*TASK DETAILS:* Write out the material exactly, without any of its pictures.

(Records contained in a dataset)
____
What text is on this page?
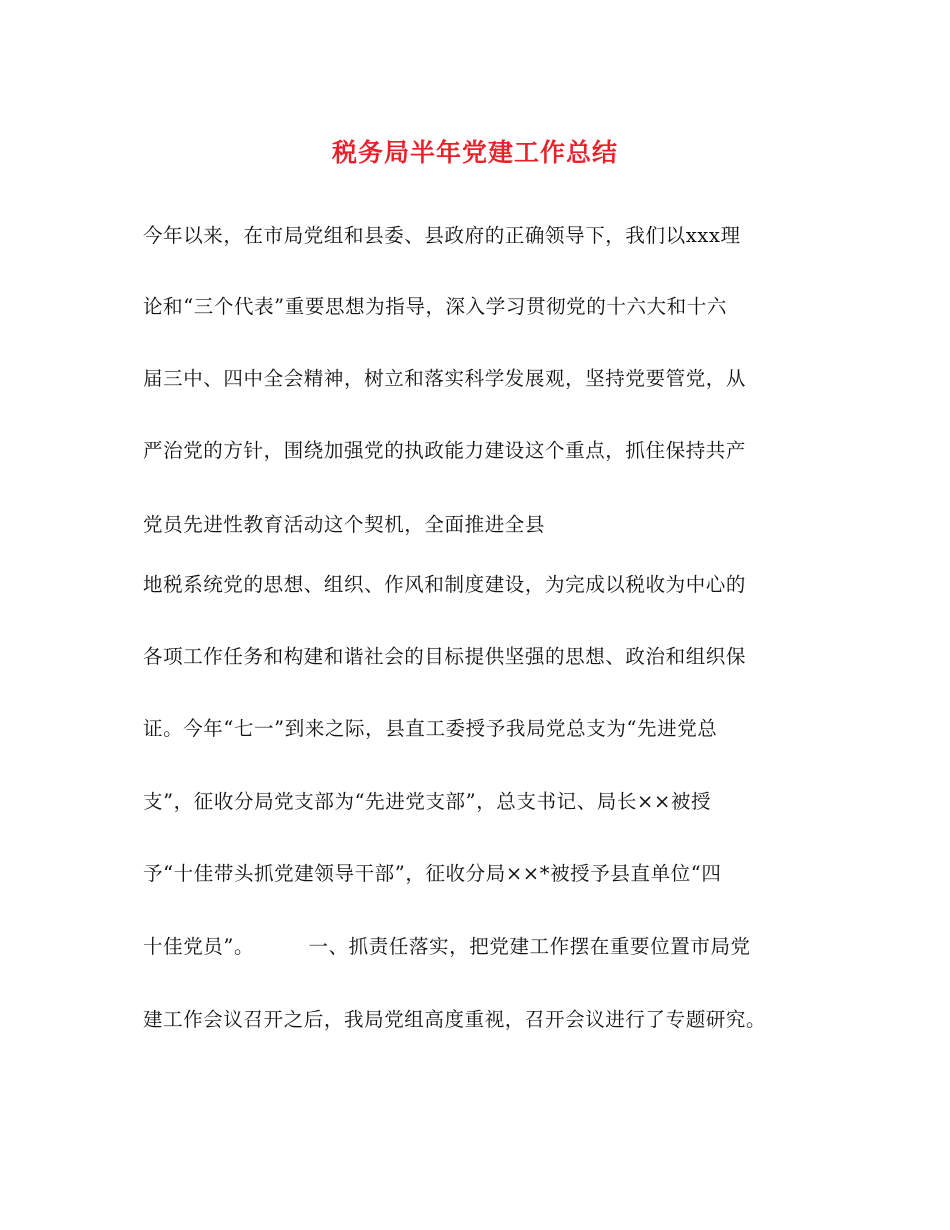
税务局半年党建工作总结
今年以来，在市局党组和县委、县政府的正确领导下，我们以xxx理
论和“三个代表”重要思想为指导，深入学习贯彻党的十六大和十六
届三中、四中全会精神，树立和落实科学发展观，坚持党要管党，从
严治党的方针，围绕加强党的执政能力建设这个重点，抓住保持共产
党员先进性教育活动这个契机，全面推进全县
地税系统党的思想、组织、作风和制度建设，为完成以税收为中心的
各项工作任务和构建和谐社会的目标提供坚强的思想、政治和组织保
证。今年“七一”到来之际，县直工委授予我局党总支为“先进党总
支”，征收分局党支部为“先进党支部”，总支书记、局长××被授
予“十佳带头抓党建领导干部”，征收分局××*被授予县直单位“四
十佳党员”。        一、抓责任落实，把党建工作摆在重要位置市局党
建工作会议召开之后，我局党组高度重视，召开会议进行了专题研究。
____
*COMPLETE ANSWER:*
What text is on this page?
税务局半年党建工作总结
今年以来，在市局党组和县委、县政府的正确领导下，我们以xxx理
论和“三个代表”重要思想为指导，深入学习贯彻党的十六大和十六
届三中、四中全会精神，树立和落实科学发展观，坚持党要管党，从
严治党的方针，围绕加强党的执政能力建设这个重点，抓住保持共产
党员先进性教育活动这个契机，全面推进全县
地税系统党的思想、组织、作风和制度建设，为完成以税收为中心的
各项工作任务和构建和谐社会的目标提供坚强的思想、政治和组织保
证。今年“七一”到来之际，县直工委授予我局党总支为“先进党总
支”，征收分局党支部为“先进党支部”，总支书记、局长××被授
予“十佳带头抓党建领导干部”，征收分局××*被授予县直单位“四
十佳党员”。        一、抓责任落实，把党建工作摆在重要位置市局党
建工作会议召开之后，我局党组高度重视，召开会议进行了专题研究。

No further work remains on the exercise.